Exercise directions: Every line that contains "Control" counts once; give the total number of such lines, with no other words.

Material shown:
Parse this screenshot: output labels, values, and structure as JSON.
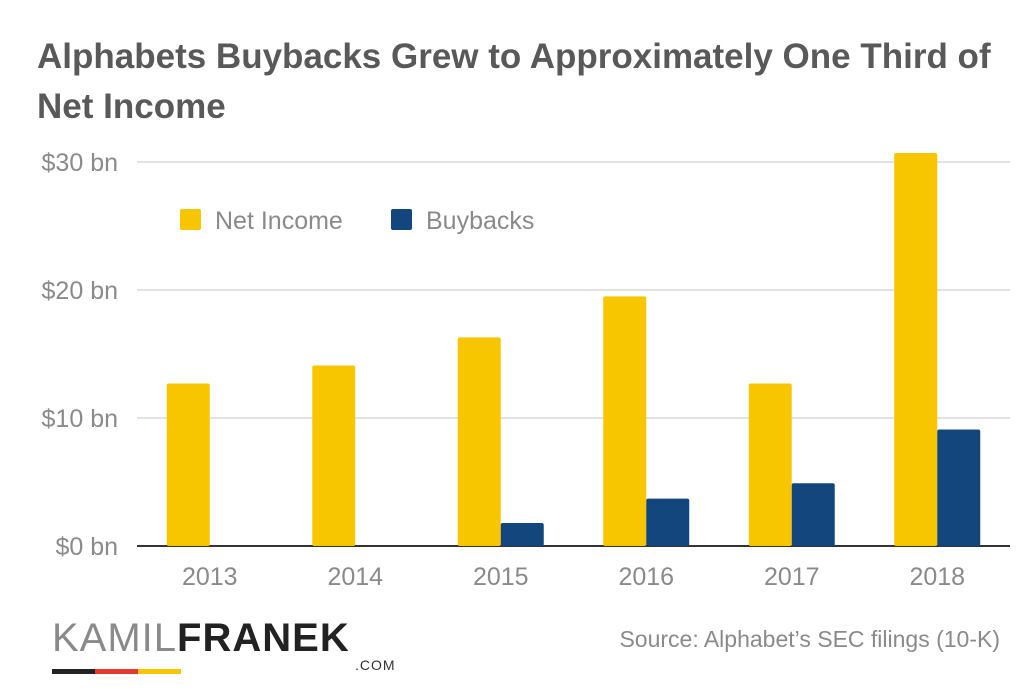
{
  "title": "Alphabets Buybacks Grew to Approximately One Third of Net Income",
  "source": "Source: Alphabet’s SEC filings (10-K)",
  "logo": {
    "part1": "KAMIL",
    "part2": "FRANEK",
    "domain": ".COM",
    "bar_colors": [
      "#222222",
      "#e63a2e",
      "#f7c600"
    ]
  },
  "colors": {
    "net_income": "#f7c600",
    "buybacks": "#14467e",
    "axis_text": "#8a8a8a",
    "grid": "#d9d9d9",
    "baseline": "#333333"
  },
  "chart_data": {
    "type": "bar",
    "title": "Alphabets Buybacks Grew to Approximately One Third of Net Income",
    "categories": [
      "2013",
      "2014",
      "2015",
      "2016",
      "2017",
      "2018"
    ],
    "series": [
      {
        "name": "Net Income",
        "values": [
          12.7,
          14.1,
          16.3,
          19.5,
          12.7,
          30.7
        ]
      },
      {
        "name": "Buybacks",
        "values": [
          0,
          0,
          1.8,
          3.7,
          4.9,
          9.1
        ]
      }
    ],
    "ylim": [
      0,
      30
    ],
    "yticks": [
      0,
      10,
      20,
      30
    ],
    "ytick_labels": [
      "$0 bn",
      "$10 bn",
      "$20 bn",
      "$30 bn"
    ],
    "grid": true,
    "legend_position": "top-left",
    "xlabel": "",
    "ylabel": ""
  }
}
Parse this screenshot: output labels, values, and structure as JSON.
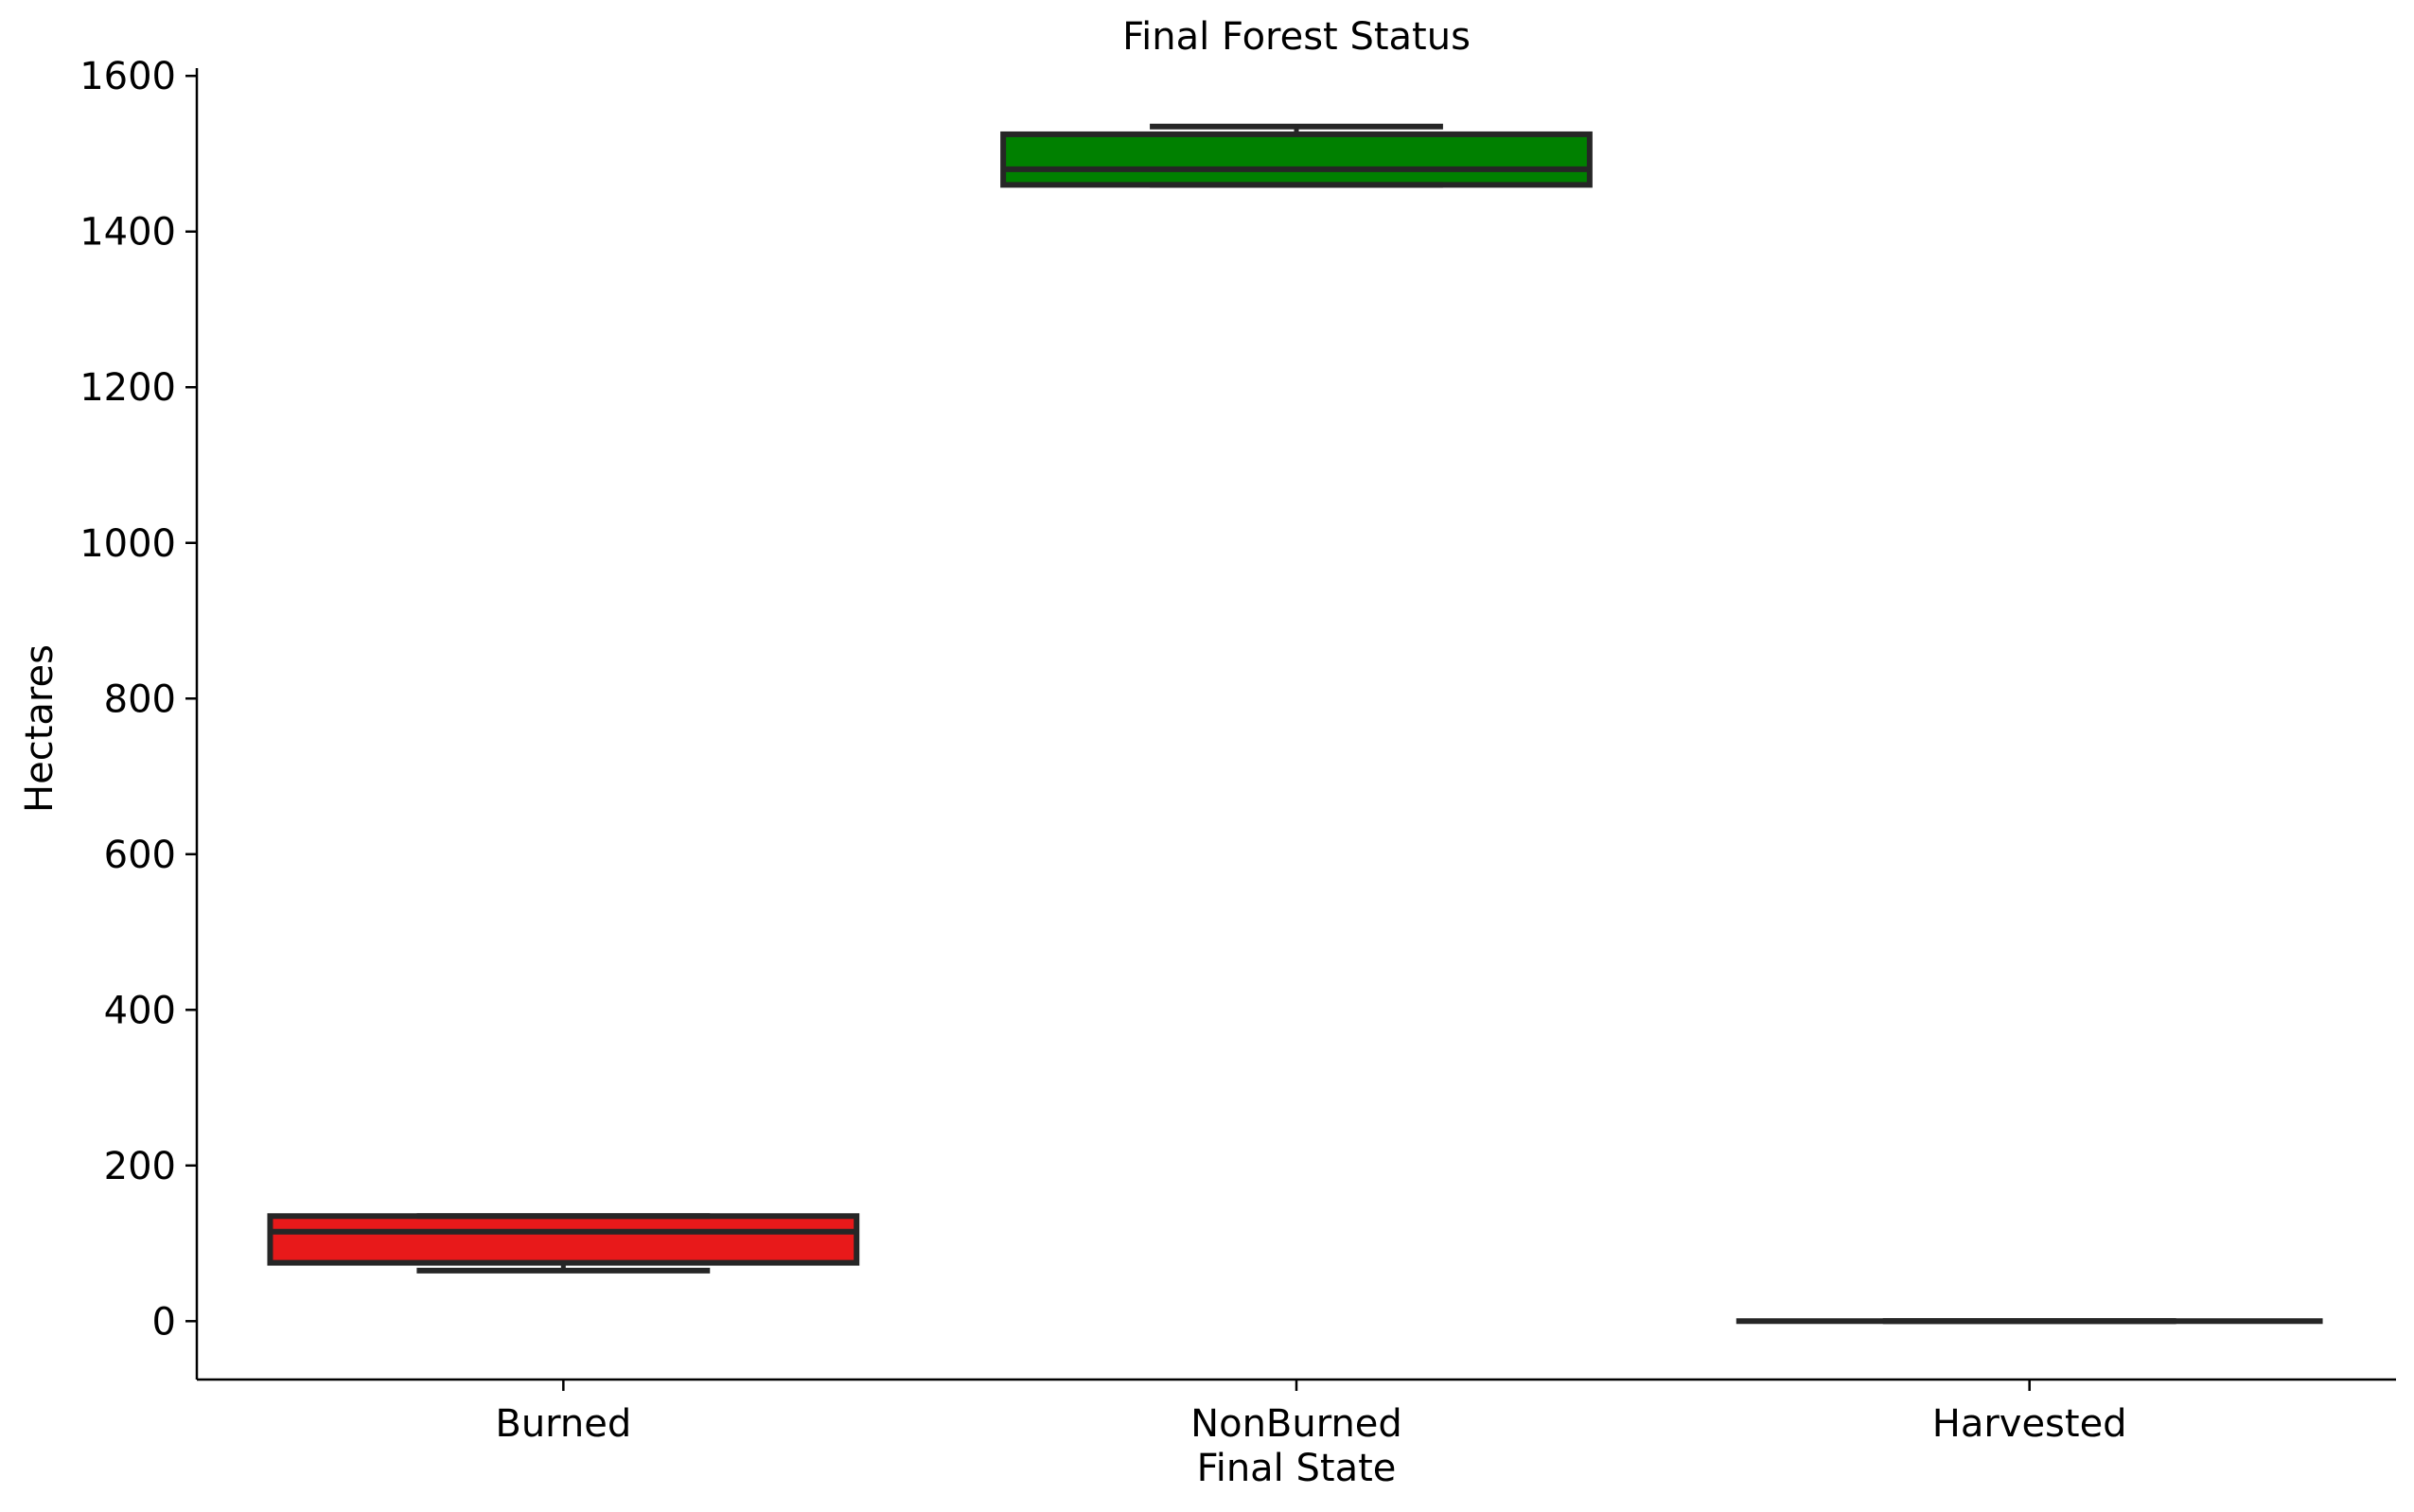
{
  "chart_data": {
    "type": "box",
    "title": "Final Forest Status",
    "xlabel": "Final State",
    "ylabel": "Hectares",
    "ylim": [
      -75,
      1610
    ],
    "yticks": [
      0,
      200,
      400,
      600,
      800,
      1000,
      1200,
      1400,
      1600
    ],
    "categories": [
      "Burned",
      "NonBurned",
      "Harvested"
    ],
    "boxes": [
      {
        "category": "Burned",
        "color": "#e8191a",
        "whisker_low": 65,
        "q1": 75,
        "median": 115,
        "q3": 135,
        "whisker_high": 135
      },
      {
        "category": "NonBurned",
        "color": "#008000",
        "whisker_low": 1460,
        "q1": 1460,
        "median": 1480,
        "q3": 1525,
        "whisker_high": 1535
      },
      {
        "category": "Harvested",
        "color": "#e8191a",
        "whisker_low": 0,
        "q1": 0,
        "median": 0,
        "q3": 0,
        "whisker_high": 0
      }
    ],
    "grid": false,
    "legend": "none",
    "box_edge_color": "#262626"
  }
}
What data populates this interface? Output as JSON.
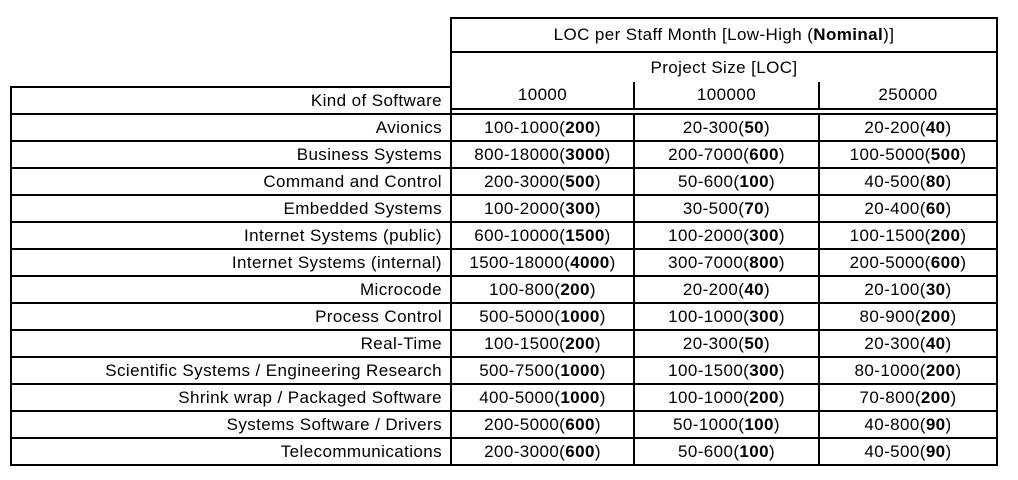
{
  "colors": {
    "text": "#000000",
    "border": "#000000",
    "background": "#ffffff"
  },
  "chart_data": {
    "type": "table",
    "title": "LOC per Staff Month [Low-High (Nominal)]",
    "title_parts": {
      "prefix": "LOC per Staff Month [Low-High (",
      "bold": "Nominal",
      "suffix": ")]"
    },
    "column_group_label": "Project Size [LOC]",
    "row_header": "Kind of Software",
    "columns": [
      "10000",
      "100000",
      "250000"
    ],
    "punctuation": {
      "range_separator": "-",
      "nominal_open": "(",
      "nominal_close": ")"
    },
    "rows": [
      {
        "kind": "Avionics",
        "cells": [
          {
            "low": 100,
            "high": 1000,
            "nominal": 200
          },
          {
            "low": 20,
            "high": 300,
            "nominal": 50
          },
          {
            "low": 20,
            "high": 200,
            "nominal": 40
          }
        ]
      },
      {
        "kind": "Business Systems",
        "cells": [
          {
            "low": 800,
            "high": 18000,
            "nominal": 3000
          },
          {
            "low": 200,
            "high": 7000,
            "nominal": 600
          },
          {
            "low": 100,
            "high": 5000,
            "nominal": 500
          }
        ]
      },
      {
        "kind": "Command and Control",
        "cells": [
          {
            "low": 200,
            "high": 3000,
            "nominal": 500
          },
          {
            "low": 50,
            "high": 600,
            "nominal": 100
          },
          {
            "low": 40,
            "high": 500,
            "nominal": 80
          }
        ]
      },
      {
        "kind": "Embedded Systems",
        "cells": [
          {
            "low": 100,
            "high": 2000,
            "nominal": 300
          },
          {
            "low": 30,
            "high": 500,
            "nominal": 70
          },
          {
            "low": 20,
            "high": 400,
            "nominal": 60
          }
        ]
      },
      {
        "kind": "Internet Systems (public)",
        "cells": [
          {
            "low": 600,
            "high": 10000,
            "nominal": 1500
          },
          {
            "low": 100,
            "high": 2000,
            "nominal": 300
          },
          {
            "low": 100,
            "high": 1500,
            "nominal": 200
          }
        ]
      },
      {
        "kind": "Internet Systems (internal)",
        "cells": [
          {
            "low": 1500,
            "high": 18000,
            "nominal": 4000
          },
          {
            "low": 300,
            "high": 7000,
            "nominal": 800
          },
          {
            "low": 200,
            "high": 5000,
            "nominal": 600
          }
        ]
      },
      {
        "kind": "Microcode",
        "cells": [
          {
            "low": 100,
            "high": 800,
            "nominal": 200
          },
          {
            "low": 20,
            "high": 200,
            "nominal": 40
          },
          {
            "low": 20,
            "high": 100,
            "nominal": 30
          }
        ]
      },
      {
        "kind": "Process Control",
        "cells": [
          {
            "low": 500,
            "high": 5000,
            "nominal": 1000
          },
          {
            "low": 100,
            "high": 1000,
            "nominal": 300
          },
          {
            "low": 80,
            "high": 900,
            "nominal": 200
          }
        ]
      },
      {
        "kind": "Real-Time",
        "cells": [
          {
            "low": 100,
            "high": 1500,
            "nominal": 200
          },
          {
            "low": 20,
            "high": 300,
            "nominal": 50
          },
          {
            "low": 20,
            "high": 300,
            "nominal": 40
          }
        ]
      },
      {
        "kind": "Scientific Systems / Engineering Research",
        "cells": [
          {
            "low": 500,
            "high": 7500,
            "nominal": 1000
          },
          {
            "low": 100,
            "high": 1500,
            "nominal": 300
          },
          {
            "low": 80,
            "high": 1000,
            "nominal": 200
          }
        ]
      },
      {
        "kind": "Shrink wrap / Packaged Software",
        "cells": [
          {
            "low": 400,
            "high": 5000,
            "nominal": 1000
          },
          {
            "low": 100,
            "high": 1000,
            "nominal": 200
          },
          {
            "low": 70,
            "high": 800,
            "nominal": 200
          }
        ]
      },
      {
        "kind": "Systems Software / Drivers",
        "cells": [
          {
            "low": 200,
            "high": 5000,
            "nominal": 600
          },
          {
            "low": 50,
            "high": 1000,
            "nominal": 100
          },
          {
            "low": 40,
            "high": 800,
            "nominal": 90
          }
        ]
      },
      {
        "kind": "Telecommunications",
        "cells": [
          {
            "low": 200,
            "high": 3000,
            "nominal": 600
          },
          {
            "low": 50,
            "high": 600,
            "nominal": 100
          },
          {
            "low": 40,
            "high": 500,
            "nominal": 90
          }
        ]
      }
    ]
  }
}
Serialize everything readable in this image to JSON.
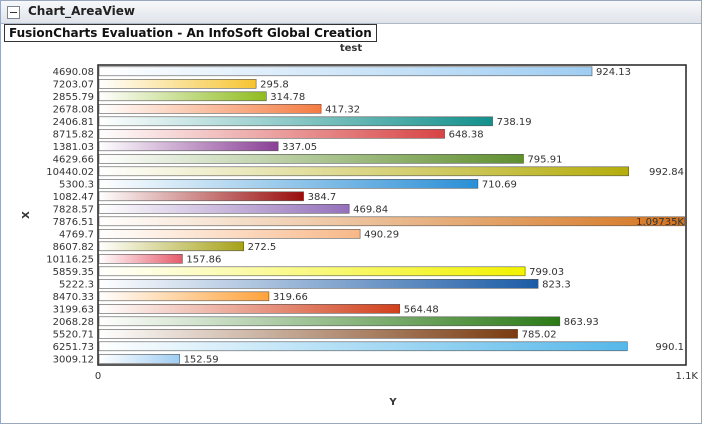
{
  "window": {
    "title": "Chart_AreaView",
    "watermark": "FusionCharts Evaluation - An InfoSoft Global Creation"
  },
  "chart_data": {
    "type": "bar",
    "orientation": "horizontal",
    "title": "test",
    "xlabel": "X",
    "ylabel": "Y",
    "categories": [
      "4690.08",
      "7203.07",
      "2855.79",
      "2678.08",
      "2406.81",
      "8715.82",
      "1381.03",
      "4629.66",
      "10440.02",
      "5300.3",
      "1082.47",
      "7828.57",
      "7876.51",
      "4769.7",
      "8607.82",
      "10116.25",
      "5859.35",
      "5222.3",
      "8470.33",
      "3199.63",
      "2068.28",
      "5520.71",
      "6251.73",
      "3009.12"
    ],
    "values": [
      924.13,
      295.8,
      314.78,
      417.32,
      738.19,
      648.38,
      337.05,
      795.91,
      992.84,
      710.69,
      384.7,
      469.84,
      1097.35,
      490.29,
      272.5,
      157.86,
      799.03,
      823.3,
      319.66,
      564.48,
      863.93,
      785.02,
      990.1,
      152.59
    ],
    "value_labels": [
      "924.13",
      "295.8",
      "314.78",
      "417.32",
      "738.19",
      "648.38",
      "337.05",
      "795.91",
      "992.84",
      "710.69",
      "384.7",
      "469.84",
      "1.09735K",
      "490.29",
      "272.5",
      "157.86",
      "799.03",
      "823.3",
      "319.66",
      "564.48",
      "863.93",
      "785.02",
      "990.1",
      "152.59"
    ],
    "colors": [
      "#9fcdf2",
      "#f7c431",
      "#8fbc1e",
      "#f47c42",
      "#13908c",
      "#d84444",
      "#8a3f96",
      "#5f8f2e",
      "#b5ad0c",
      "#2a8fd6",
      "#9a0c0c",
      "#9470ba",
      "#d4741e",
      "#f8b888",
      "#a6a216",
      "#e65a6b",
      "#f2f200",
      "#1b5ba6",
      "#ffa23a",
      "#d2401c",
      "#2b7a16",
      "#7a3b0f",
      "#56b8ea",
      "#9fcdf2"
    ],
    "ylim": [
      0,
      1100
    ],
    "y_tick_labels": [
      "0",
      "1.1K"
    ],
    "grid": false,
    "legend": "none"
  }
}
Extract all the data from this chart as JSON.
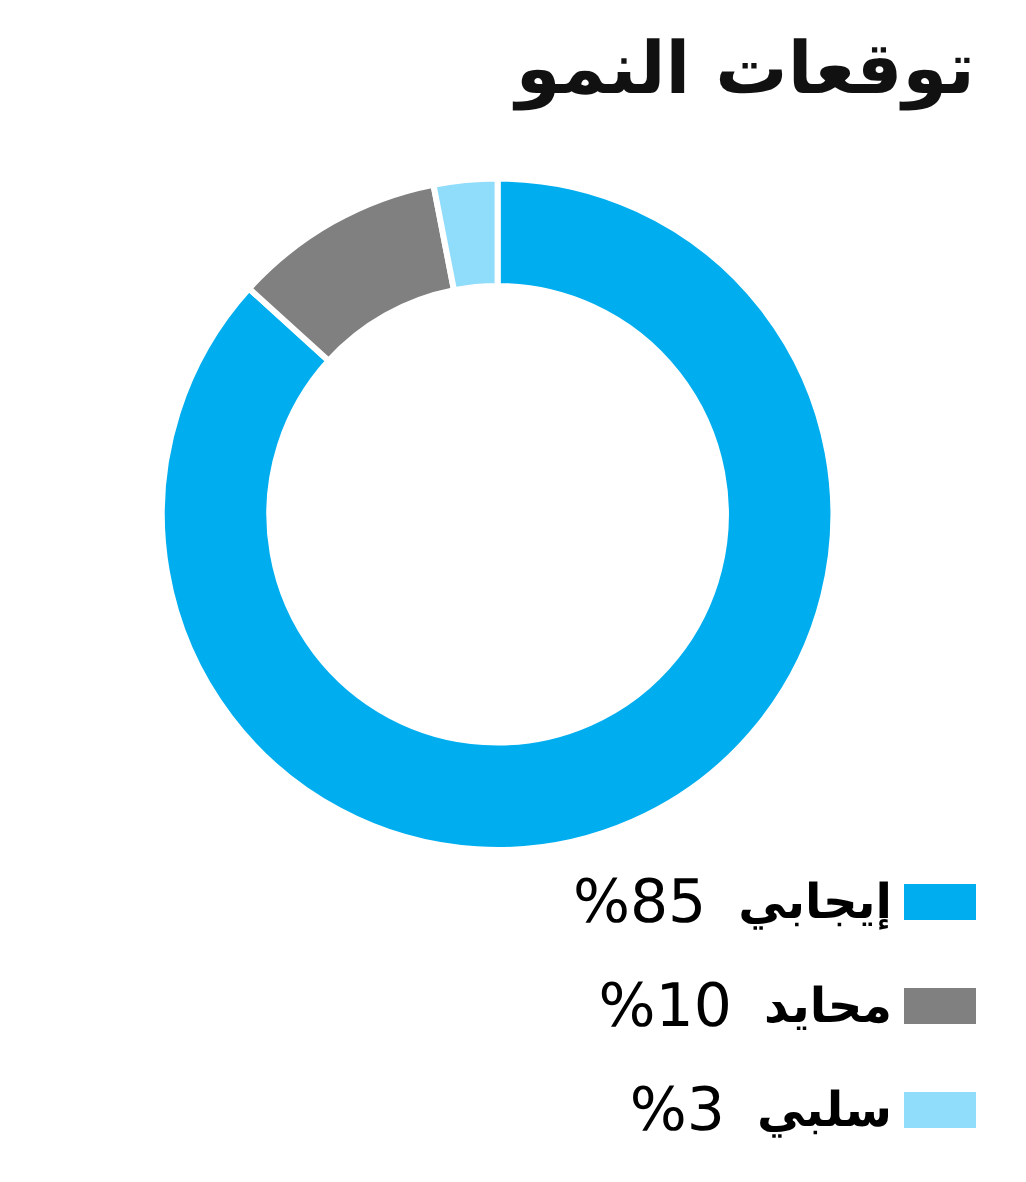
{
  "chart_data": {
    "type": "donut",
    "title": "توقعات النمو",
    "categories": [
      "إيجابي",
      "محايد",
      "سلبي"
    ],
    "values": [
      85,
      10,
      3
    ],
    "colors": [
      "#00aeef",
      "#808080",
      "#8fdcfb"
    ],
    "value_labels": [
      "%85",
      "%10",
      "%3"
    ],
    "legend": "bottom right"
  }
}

Result: 2